Challenge:
Set the listing down again in full, word for word, with the pictures left out.

>> begin Supplied data

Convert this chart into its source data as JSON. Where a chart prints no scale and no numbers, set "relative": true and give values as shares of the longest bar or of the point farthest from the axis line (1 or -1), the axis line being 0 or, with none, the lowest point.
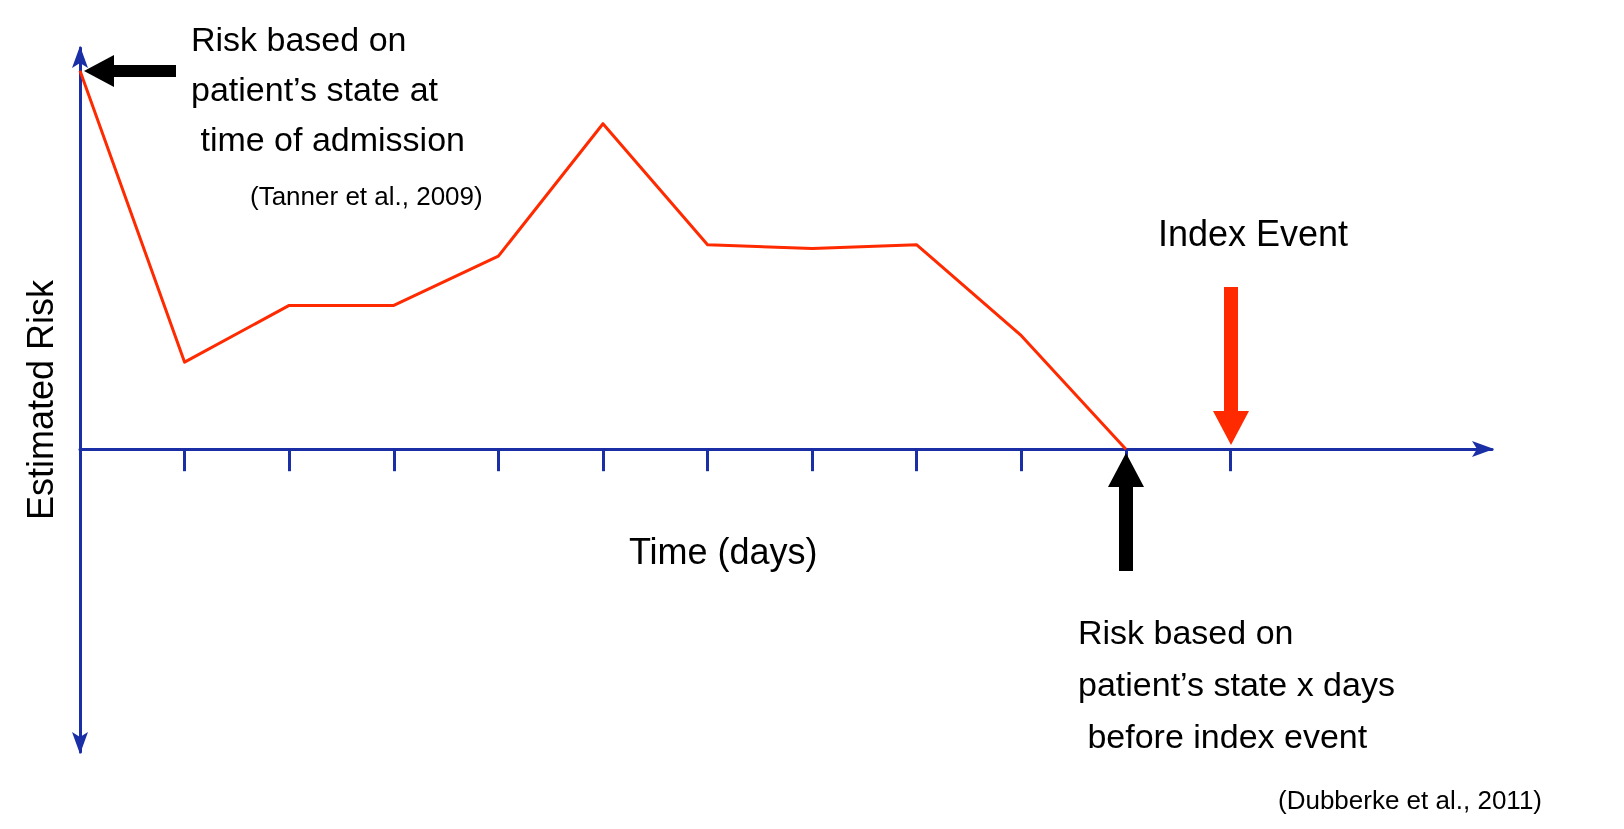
{
  "chart_data": {
    "type": "line",
    "relative": true,
    "xlabel": "Time (days)",
    "ylabel": "Estimated Risk",
    "categories": [
      null,
      null,
      null,
      null,
      null,
      null,
      null,
      null,
      null,
      null,
      null,
      null
    ],
    "series": [
      {
        "color": "#ff2a00",
        "values": [
          1.0,
          0.23,
          0.38,
          0.38,
          0.51,
          0.86,
          0.54,
          0.53,
          0.54,
          0.3,
          0,
          null
        ]
      }
    ],
    "annotations": [
      "Risk based on patient’s state at time of admission",
      "(Tanner et al., 2009)",
      "Index Event",
      "Risk based on patient’s state x days before index event",
      "(Dubberke et al., 2011)"
    ],
    "grid": false,
    "marker": "none",
    "line_style": "solid"
  }
}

>> end Supplied data

Reply:
Convert this chart into its source data as JSON. Where a chart prints no scale and no numbers, set "relative": true and give values as shares of the longest bar or of the point farthest from the axis line (1 or -1), the axis line being 0 or, with none, the lowest point.
{
  "chart_data": {
    "type": "line",
    "relative": true,
    "xlabel": "Time (days)",
    "ylabel": "Estimated Risk",
    "categories": [
      null,
      null,
      null,
      null,
      null,
      null,
      null,
      null,
      null,
      null,
      null,
      null
    ],
    "series": [
      {
        "color": "#ff2a00",
        "values": [
          1.0,
          0.23,
          0.38,
          0.38,
          0.51,
          0.86,
          0.54,
          0.53,
          0.54,
          0.3,
          0,
          null
        ]
      }
    ],
    "annotations": [
      "Risk based on patient’s state at time of admission",
      "(Tanner et al., 2009)",
      "Index Event",
      "Risk based on patient’s state x days before index event",
      "(Dubberke et al., 2011)"
    ],
    "grid": false,
    "marker": "none",
    "line_style": "solid"
  }
}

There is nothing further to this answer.